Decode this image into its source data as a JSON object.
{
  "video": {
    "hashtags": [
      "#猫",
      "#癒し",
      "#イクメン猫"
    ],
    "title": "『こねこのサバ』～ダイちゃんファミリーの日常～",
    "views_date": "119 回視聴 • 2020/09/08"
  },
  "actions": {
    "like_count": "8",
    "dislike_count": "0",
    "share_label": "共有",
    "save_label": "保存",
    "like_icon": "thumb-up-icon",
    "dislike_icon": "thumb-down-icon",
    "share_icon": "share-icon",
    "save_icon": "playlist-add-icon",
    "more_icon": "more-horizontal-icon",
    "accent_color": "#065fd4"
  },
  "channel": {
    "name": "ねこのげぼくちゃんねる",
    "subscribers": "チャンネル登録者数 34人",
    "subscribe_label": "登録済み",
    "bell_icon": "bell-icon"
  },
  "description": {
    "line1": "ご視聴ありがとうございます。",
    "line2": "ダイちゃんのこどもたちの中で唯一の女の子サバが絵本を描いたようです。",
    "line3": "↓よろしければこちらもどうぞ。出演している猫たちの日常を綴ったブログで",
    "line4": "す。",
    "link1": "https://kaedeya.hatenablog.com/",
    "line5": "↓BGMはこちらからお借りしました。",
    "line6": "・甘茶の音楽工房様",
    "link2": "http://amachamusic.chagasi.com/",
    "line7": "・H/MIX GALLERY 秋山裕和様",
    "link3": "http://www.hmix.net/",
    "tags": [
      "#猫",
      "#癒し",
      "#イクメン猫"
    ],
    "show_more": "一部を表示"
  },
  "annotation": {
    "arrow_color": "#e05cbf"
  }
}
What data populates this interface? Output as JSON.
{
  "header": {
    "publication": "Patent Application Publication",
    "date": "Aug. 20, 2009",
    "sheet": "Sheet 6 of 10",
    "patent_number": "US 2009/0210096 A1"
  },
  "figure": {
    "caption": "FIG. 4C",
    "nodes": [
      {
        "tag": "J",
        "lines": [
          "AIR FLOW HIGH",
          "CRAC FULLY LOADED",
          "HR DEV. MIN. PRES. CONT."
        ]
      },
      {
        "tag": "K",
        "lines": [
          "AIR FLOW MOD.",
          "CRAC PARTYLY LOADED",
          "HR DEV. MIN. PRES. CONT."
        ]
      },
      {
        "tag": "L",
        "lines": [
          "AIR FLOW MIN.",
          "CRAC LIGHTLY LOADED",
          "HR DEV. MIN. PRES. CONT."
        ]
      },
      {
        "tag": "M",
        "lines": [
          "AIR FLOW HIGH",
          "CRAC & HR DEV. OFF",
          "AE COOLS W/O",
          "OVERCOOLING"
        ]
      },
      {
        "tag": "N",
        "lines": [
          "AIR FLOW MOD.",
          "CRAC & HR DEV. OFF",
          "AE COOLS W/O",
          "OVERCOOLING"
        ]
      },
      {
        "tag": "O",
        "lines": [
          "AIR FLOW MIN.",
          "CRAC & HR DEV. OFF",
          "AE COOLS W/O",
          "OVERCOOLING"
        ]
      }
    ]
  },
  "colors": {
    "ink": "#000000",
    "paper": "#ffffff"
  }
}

[GOAL]:
Give back all the records exactly as they stand.

[SOLUTION BELOW]:
Decode this image into its source data as a JSON object.
{
  "video": {
    "hashtags": [
      "#猫",
      "#癒し",
      "#イクメン猫"
    ],
    "title": "『こねこのサバ』～ダイちゃんファミリーの日常～",
    "views_date": "119 回視聴 • 2020/09/08"
  },
  "actions": {
    "like_count": "8",
    "dislike_count": "0",
    "share_label": "共有",
    "save_label": "保存",
    "like_icon": "thumb-up-icon",
    "dislike_icon": "thumb-down-icon",
    "share_icon": "share-icon",
    "save_icon": "playlist-add-icon",
    "more_icon": "more-horizontal-icon",
    "accent_color": "#065fd4"
  },
  "channel": {
    "name": "ねこのげぼくちゃんねる",
    "subscribers": "チャンネル登録者数 34人",
    "subscribe_label": "登録済み",
    "bell_icon": "bell-icon"
  },
  "description": {
    "line1": "ご視聴ありがとうございます。",
    "line2": "ダイちゃんのこどもたちの中で唯一の女の子サバが絵本を描いたようです。",
    "line3": "↓よろしければこちらもどうぞ。出演している猫たちの日常を綴ったブログで",
    "line4": "す。",
    "link1": "https://kaedeya.hatenablog.com/",
    "line5": "↓BGMはこちらからお借りしました。",
    "line6": "・甘茶の音楽工房様",
    "link2": "http://amachamusic.chagasi.com/",
    "line7": "・H/MIX GALLERY 秋山裕和様",
    "link3": "http://www.hmix.net/",
    "tags": [
      "#猫",
      "#癒し",
      "#イクメン猫"
    ],
    "show_more": "一部を表示"
  },
  "annotation": {
    "arrow_color": "#e05cbf"
  }
}
What data populates this interface? Output as JSON.
{
  "header": {
    "publication": "Patent Application Publication",
    "date": "Aug. 20, 2009",
    "sheet": "Sheet 6 of 10",
    "patent_number": "US 2009/0210096 A1"
  },
  "figure": {
    "caption": "FIG. 4C",
    "nodes": [
      {
        "tag": "J",
        "lines": [
          "AIR FLOW HIGH",
          "CRAC FULLY LOADED",
          "HR DEV. MIN. PRES. CONT."
        ]
      },
      {
        "tag": "K",
        "lines": [
          "AIR FLOW MOD.",
          "CRAC PARTYLY LOADED",
          "HR DEV. MIN. PRES. CONT."
        ]
      },
      {
        "tag": "L",
        "lines": [
          "AIR FLOW MIN.",
          "CRAC LIGHTLY LOADED",
          "HR DEV. MIN. PRES. CONT."
        ]
      },
      {
        "tag": "M",
        "lines": [
          "AIR FLOW HIGH",
          "CRAC & HR DEV. OFF",
          "AE COOLS W/O",
          "OVERCOOLING"
        ]
      },
      {
        "tag": "N",
        "lines": [
          "AIR FLOW MOD.",
          "CRAC & HR DEV. OFF",
          "AE COOLS W/O",
          "OVERCOOLING"
        ]
      },
      {
        "tag": "O",
        "lines": [
          "AIR FLOW MIN.",
          "CRAC & HR DEV. OFF",
          "AE COOLS W/O",
          "OVERCOOLING"
        ]
      }
    ]
  },
  "colors": {
    "ink": "#000000",
    "paper": "#ffffff"
  }
}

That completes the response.